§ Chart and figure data
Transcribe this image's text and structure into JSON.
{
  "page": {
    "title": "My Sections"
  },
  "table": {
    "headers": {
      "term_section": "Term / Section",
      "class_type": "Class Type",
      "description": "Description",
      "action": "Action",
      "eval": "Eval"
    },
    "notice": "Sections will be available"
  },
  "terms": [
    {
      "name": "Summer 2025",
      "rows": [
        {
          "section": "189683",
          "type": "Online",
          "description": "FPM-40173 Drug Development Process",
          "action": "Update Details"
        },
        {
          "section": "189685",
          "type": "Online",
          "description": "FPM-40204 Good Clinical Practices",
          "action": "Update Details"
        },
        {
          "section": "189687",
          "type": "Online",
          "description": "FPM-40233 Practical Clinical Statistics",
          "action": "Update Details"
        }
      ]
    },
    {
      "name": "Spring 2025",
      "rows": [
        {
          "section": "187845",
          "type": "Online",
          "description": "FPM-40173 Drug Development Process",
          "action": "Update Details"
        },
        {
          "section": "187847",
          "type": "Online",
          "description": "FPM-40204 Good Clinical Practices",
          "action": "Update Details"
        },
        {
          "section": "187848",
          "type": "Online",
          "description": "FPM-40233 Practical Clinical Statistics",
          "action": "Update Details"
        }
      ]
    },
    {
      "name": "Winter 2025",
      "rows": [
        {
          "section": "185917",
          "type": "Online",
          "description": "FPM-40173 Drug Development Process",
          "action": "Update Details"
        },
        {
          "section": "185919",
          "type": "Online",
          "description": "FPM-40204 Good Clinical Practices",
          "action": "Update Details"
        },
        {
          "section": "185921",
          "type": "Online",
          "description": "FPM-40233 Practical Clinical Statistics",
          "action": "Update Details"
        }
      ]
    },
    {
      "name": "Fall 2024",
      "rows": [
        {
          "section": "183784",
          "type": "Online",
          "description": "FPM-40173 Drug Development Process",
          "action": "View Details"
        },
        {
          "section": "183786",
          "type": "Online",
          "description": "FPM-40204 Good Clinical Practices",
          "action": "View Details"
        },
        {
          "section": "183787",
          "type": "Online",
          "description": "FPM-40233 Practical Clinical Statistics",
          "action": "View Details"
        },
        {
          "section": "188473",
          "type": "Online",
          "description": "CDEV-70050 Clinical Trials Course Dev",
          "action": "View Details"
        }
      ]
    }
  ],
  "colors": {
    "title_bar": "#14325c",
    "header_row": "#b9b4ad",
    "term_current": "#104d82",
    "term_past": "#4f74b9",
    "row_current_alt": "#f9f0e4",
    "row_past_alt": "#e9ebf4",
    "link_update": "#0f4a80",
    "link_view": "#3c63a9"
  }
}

§ Stated task
Repeat the data in its entirety, character for character.

§ Exercise answer
Transcribe this image's text and structure into JSON.
{
  "page": {
    "title": "My Sections"
  },
  "table": {
    "headers": {
      "term_section": "Term / Section",
      "class_type": "Class Type",
      "description": "Description",
      "action": "Action",
      "eval": "Eval"
    },
    "notice": "Sections will be available"
  },
  "terms": [
    {
      "name": "Summer 2025",
      "rows": [
        {
          "section": "189683",
          "type": "Online",
          "description": "FPM-40173 Drug Development Process",
          "action": "Update Details"
        },
        {
          "section": "189685",
          "type": "Online",
          "description": "FPM-40204 Good Clinical Practices",
          "action": "Update Details"
        },
        {
          "section": "189687",
          "type": "Online",
          "description": "FPM-40233 Practical Clinical Statistics",
          "action": "Update Details"
        }
      ]
    },
    {
      "name": "Spring 2025",
      "rows": [
        {
          "section": "187845",
          "type": "Online",
          "description": "FPM-40173 Drug Development Process",
          "action": "Update Details"
        },
        {
          "section": "187847",
          "type": "Online",
          "description": "FPM-40204 Good Clinical Practices",
          "action": "Update Details"
        },
        {
          "section": "187848",
          "type": "Online",
          "description": "FPM-40233 Practical Clinical Statistics",
          "action": "Update Details"
        }
      ]
    },
    {
      "name": "Winter 2025",
      "rows": [
        {
          "section": "185917",
          "type": "Online",
          "description": "FPM-40173 Drug Development Process",
          "action": "Update Details"
        },
        {
          "section": "185919",
          "type": "Online",
          "description": "FPM-40204 Good Clinical Practices",
          "action": "Update Details"
        },
        {
          "section": "185921",
          "type": "Online",
          "description": "FPM-40233 Practical Clinical Statistics",
          "action": "Update Details"
        }
      ]
    },
    {
      "name": "Fall 2024",
      "rows": [
        {
          "section": "183784",
          "type": "Online",
          "description": "FPM-40173 Drug Development Process",
          "action": "View Details"
        },
        {
          "section": "183786",
          "type": "Online",
          "description": "FPM-40204 Good Clinical Practices",
          "action": "View Details"
        },
        {
          "section": "183787",
          "type": "Online",
          "description": "FPM-40233 Practical Clinical Statistics",
          "action": "View Details"
        },
        {
          "section": "188473",
          "type": "Online",
          "description": "CDEV-70050 Clinical Trials Course Dev",
          "action": "View Details"
        }
      ]
    }
  ],
  "colors": {
    "title_bar": "#14325c",
    "header_row": "#b9b4ad",
    "term_current": "#104d82",
    "term_past": "#4f74b9",
    "row_current_alt": "#f9f0e4",
    "row_past_alt": "#e9ebf4",
    "link_update": "#0f4a80",
    "link_view": "#3c63a9"
  }
}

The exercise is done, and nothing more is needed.